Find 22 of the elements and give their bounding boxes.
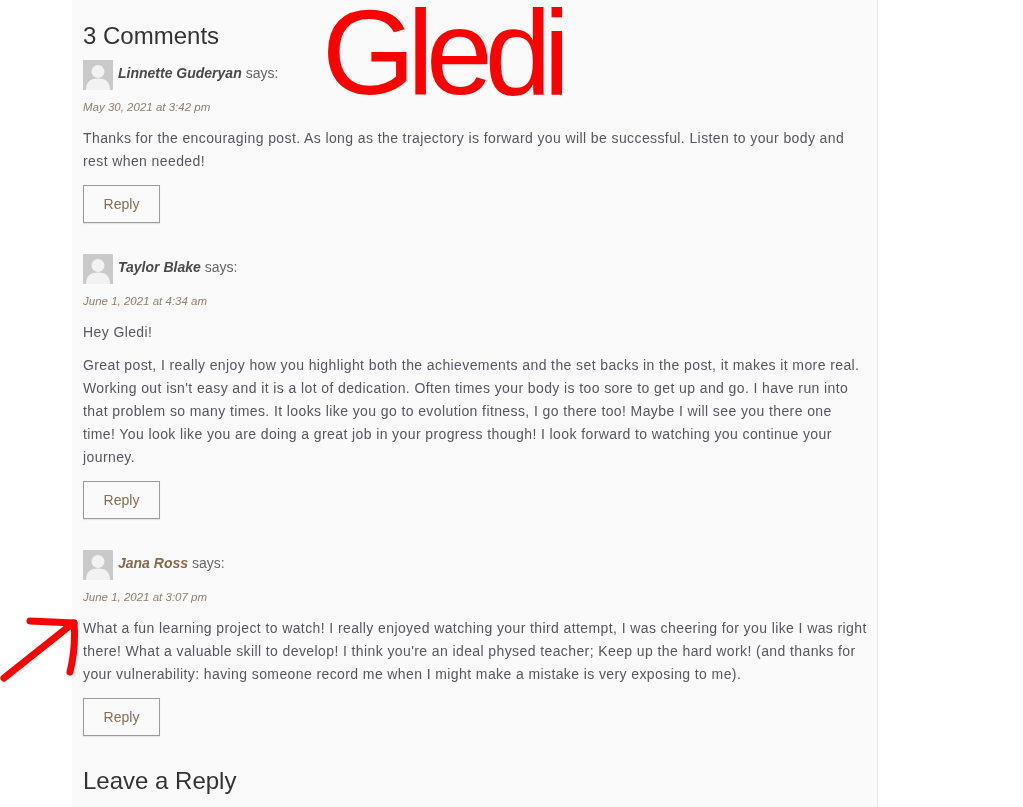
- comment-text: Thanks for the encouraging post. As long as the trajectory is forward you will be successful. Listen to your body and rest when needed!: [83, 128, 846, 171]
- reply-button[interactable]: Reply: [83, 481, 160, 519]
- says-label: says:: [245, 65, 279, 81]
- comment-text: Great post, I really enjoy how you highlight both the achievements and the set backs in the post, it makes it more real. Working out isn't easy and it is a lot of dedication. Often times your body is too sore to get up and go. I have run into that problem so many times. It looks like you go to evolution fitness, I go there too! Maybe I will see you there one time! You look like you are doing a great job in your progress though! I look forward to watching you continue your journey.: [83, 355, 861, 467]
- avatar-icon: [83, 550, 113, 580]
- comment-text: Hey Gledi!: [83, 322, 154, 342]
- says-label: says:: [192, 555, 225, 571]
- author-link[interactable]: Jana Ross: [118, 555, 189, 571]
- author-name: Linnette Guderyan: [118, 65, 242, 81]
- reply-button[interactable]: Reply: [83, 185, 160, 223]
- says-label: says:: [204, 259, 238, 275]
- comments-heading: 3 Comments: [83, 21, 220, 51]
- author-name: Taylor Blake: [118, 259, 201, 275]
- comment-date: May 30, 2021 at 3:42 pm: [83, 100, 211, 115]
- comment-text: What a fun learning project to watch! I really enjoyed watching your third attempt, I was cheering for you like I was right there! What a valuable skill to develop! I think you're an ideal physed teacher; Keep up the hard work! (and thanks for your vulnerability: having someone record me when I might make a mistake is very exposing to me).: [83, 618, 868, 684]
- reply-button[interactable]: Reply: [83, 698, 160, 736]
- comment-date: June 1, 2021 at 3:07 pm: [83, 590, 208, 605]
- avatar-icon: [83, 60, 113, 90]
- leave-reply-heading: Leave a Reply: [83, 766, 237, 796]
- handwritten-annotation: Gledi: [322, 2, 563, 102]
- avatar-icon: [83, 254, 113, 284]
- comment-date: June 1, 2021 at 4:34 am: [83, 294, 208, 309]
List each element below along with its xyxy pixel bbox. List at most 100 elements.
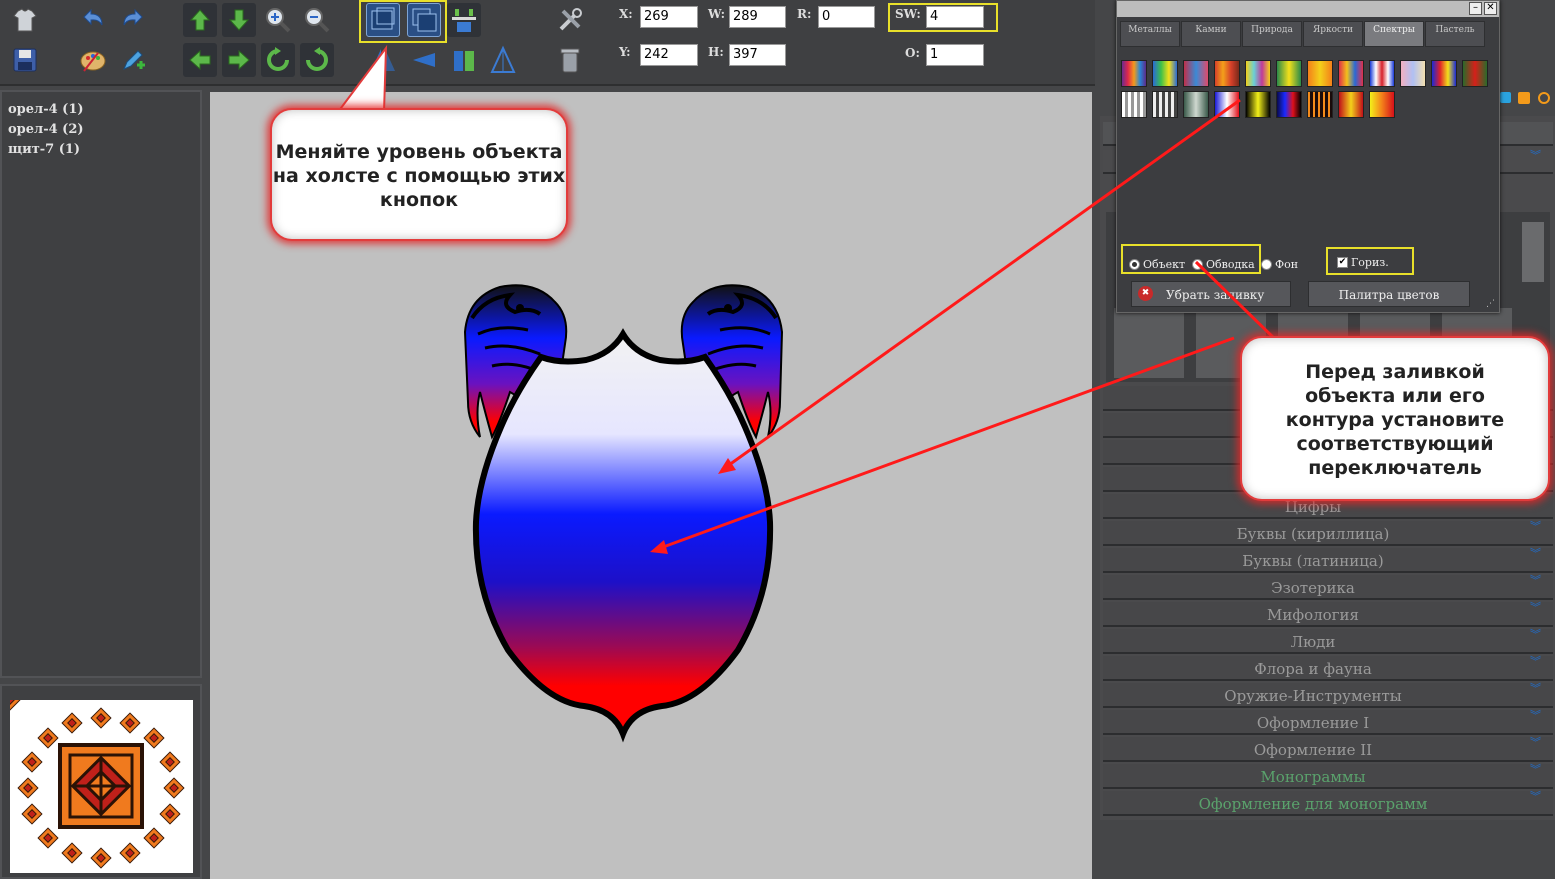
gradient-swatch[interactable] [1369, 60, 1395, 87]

-------

• _Goal_: Arrange every line of the records as a Markdown table with the columns "Number" and "Line," giving each line its own numbered row and skipping blank lines. Leave the pictures out.

• _Reply to the task_:
| Number | Line |
|---|---|
| 1 | Find 22 of the elements and give their bounding boxes. |
| 2 | - comment-text: Thanks for the encouraging post. As long as the trajectory is forward you will be successful. Listen to your body and rest when needed!: [83, 128, 846, 171] |
| 3 | - reply-button[interactable]: Reply: [83, 481, 160, 519] |
| 4 | - says-label: says:: [245, 65, 279, 81] |
| 5 | - comment-text: Great post, I really enjoy how you highlight both the achievements and the set backs in the post, it makes it more real. Working out isn't easy and it is a lot of dedication. Often times your body is too sore to get up and go. I have run into that problem so many times. It looks like you go to evolution fitness, I go there too! Maybe I will see you there one time! You look like you are doing a great job in your progress though! I look forward to watching you continue your journey.: [83, 355, 861, 467] |
| 6 | - avatar-icon: [83, 550, 113, 580] |
| 7 | - comment-text: Hey Gledi!: [83, 322, 154, 342] |
| 8 | - says-label: says:: [192, 555, 225, 571] |
| 9 | - author-link[interactable]: Jana Ross: [118, 555, 189, 571] |
| 10 | - author-name: Linnette Guderyan: [118, 65, 242, 81] |
| 11 | - reply-button[interactable]: Reply: [83, 185, 160, 223] |
| 12 | - says-label: says:: [204, 259, 238, 275] |
| 13 | - comments-heading: 3 Comments: [83, 21, 220, 51] |
| 14 | - author-name: Taylor Blake: [118, 259, 201, 275] |
| 15 | - comment-date: May 30, 2021 at 3:42 pm: [83, 100, 211, 115] |
| 16 | - comment-text: What a fun learning project to watch! I really enjoyed watching your third attempt, I was cheering for you like I was right there! What a valuable skill to develop! I think you're an ideal physed teacher; Keep up the hard work! (and thanks for your vulnerability: having someone record me when I might make a mistake is very exposing to me).: [83, 618, 868, 684] |
| 17 | - reply-button[interactable]: Reply: [83, 698, 160, 736] |
| 18 | - comment-date: June 1, 2021 at 3:07 pm: [83, 590, 208, 605] |
| 19 | - avatar-icon: [83, 60, 113, 90] |
| 20 | - leave-reply-heading: Leave a Reply: [83, 766, 237, 796] |
| 21 | - handwritten-annotation: Gledi: [322, 2, 563, 102] |
| 22 | - avatar-icon: [83, 254, 113, 284] |
| 23 | - comment-date: June 1, 2021 at 4:34 am: [83, 294, 208, 309] |
| 24 | List each element below along with its xyxy pixel bbox. List at most 100 elements. |
| 25 | gradient-swatch[interactable] [1369, 60, 1395, 87] |